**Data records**
◇ ◇ ◇ ◇

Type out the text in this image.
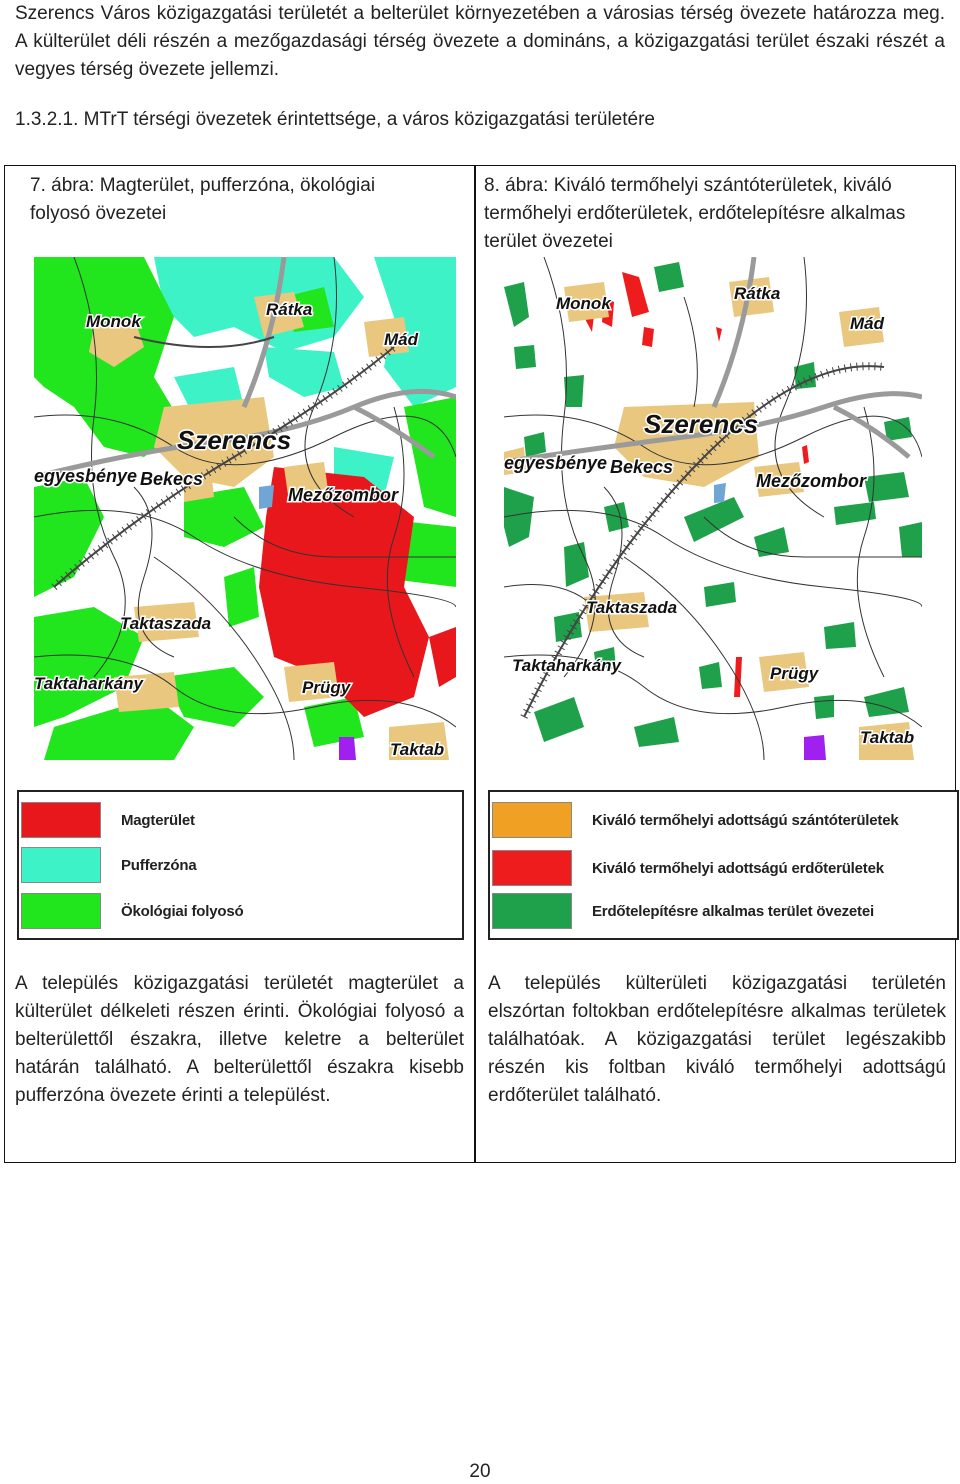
Szerencs Város közigazgatási területét a belterület környezetében a városias térség övezete határozza meg. A külterület déli részén a mezőgazdasági térség övezete a domináns, a közigazgatási terület északi részét a vegyes térség övezete jellemzi.
1.3.2.1. MTrT térségi övezetek érintettsége, a város közigazgatási területére
7. ábra: Magterület, pufferzóna, ökológiai folyosó övezetei
8. ábra: Kiváló termőhelyi szántóterületek, kiváló termőhelyi erdőterületek, erdőtelepítésre alkalmas terület övezetei
Monok
Rátka
Mád
Szerencs
egyesbénye Bekecs
Mezőzombor
Taktaszada
Taktaharkány	Prügy
Taktab
Monok
Rátka
Mád
Szerencs
egyesbénye Bekecs
Mezőzombor
Taktaszada
Taktaharkány	Prügy
Taktab
Magterület
Pufferzóna
Ökológiai folyosó
Kiváló termőhelyi adottságú szántóterületek
Kiváló termőhelyi adottságú erdőterületek
Erdőtelepítésre alkalmas terület övezetei
A település közigazgatási területét magterület a külterület délkeleti részen érinti. Ökológiai folyosó a belterülettől északra, illetve keletre a belterület határán található. A belterülettől északra kisebb pufferzóna övezete érinti a települést.
A település külterületi közigazgatási területén elszórtan foltokban erdőtelepítésre alkalmas területek találhatóak. A közigazgatási terület legészakibb részén kis foltban kiváló termőhelyi adottságú erdőterület található.
20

◇ ◇ ◇ ◇

**YOUR OBJECTIVE**
Copy the records above exactly. The pictures are not part of the copy.

**THE SOLUTION**
Type out the text in this image.
Szerencs Város közigazgatási területét a belterület környezetében a városias térség övezete határozza meg. A külterület déli részén a mezőgazdasági térség övezete a domináns, a közigazgatási terület északi részét a vegyes térség övezete jellemzi.
1.3.2.1. MTrT térségi övezetek érintettsége, a város közigazgatási területére
7. ábra: Magterület, pufferzóna, ökológiai folyosó övezetei
8. ábra: Kiváló termőhelyi szántóterületek, kiváló termőhelyi erdőterületek, erdőtelepítésre alkalmas terület övezetei
Monok
Rátka
Mád
Szerencs
egyesbénye Bekecs
Mezőzombor
Taktaszada
Taktaharkány	Prügy
Taktab
Monok
Rátka
Mád
Szerencs
egyesbénye Bekecs
Mezőzombor
Taktaszada
Taktaharkány	Prügy
Taktab
Magterület
Pufferzóna
Ökológiai folyosó
Kiváló termőhelyi adottságú szántóterületek
Kiváló termőhelyi adottságú erdőterületek
Erdőtelepítésre alkalmas terület övezetei
A település közigazgatási területét magterület a külterület délkeleti részen érinti. Ökológiai folyosó a belterülettől északra, illetve keletre a belterület határán található. A belterülettől északra kisebb pufferzóna övezete érinti a települést.
A település külterületi közigazgatási területén elszórtan foltokban erdőtelepítésre alkalmas területek találhatóak. A közigazgatási terület legészakibb részén kis foltban kiváló termőhelyi adottságú erdőterület található.
20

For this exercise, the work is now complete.